Dataset items:
━━━━━━━━━━━━━━━━━━━━

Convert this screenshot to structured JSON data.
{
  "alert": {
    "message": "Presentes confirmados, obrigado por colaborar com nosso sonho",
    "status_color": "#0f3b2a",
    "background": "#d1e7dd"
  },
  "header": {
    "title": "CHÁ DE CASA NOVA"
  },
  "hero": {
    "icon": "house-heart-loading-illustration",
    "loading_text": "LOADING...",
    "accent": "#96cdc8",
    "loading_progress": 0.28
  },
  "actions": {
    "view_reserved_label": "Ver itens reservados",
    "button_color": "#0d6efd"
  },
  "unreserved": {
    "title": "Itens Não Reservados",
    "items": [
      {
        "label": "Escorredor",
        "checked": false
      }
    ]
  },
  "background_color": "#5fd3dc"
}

━━━━━━━━━━━━━━━━━━━━

### THE TASK:
Go through the data and return every record exactly.

### EXERCISE OUTPUT:
Convert this screenshot to structured JSON data.
{
  "alert": {
    "message": "Presentes confirmados, obrigado por colaborar com nosso sonho",
    "status_color": "#0f3b2a",
    "background": "#d1e7dd"
  },
  "header": {
    "title": "CHÁ DE CASA NOVA"
  },
  "hero": {
    "icon": "house-heart-loading-illustration",
    "loading_text": "LOADING...",
    "accent": "#96cdc8",
    "loading_progress": 0.28
  },
  "actions": {
    "view_reserved_label": "Ver itens reservados",
    "button_color": "#0d6efd"
  },
  "unreserved": {
    "title": "Itens Não Reservados",
    "items": [
      {
        "label": "Escorredor",
        "checked": false
      }
    ]
  },
  "background_color": "#5fd3dc"
}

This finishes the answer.